> **Aim**:
Give back a single number, the count of lines containing the word "Marty".

* start *

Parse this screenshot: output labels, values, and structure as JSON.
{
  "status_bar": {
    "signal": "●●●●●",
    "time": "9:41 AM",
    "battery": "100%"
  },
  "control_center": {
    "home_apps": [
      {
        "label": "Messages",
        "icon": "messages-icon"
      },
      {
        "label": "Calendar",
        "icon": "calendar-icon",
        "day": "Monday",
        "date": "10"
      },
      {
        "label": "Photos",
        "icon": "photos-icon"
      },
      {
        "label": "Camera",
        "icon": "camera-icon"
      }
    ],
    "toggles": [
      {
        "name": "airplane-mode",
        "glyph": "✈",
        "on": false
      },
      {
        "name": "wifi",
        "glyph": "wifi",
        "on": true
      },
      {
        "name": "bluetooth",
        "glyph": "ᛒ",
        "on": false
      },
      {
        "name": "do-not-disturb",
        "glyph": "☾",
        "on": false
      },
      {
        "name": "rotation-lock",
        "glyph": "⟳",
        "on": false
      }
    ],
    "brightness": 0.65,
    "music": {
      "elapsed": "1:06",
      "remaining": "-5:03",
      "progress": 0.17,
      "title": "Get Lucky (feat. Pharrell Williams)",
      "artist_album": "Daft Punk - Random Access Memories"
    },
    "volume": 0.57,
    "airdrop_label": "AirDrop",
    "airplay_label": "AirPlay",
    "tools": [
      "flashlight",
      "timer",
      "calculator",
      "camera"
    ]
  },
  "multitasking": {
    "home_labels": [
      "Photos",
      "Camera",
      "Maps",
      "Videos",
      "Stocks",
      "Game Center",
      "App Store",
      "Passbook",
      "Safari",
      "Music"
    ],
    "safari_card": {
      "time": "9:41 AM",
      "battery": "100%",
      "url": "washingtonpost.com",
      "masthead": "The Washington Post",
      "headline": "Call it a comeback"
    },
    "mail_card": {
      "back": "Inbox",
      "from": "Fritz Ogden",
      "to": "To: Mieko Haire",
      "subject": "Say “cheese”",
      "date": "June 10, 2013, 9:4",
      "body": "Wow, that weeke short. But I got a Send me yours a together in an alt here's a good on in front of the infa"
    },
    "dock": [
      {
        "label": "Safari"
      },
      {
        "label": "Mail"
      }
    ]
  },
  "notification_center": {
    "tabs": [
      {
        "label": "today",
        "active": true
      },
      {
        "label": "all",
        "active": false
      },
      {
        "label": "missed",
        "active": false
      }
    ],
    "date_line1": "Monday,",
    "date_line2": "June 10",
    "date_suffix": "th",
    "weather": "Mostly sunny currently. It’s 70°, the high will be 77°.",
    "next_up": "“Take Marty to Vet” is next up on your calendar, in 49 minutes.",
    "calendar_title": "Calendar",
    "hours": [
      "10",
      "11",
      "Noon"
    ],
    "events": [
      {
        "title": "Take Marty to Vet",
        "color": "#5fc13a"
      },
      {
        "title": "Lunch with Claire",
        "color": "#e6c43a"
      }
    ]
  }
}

* end *
* start *

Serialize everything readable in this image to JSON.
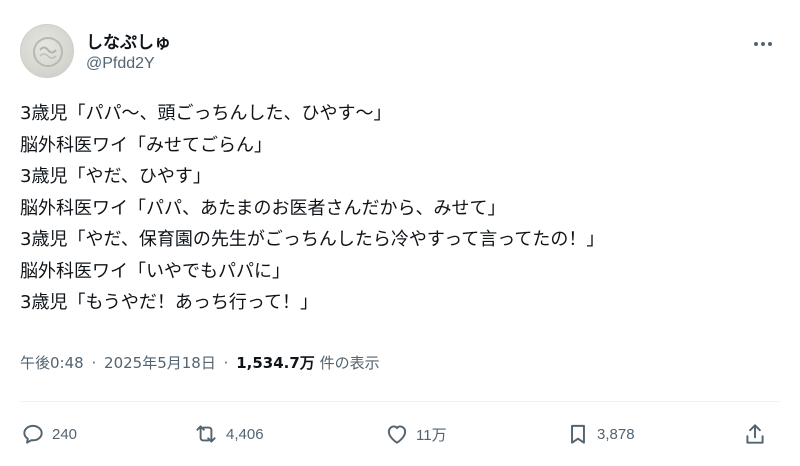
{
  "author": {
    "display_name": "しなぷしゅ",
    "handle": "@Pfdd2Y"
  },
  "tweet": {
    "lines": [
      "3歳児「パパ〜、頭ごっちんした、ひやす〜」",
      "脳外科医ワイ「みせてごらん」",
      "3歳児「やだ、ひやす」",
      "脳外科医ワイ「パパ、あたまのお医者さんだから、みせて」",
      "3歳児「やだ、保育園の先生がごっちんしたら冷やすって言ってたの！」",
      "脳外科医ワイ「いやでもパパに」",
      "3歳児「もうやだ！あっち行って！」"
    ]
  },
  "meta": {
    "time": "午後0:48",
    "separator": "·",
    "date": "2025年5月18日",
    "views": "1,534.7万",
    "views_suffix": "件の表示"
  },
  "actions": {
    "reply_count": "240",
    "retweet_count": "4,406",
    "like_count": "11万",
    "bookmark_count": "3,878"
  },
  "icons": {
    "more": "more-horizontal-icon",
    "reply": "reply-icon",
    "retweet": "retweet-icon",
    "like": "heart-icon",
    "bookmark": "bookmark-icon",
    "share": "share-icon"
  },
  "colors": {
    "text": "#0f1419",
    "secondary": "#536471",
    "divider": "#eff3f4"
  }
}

* end *

> **Worked solution**:
2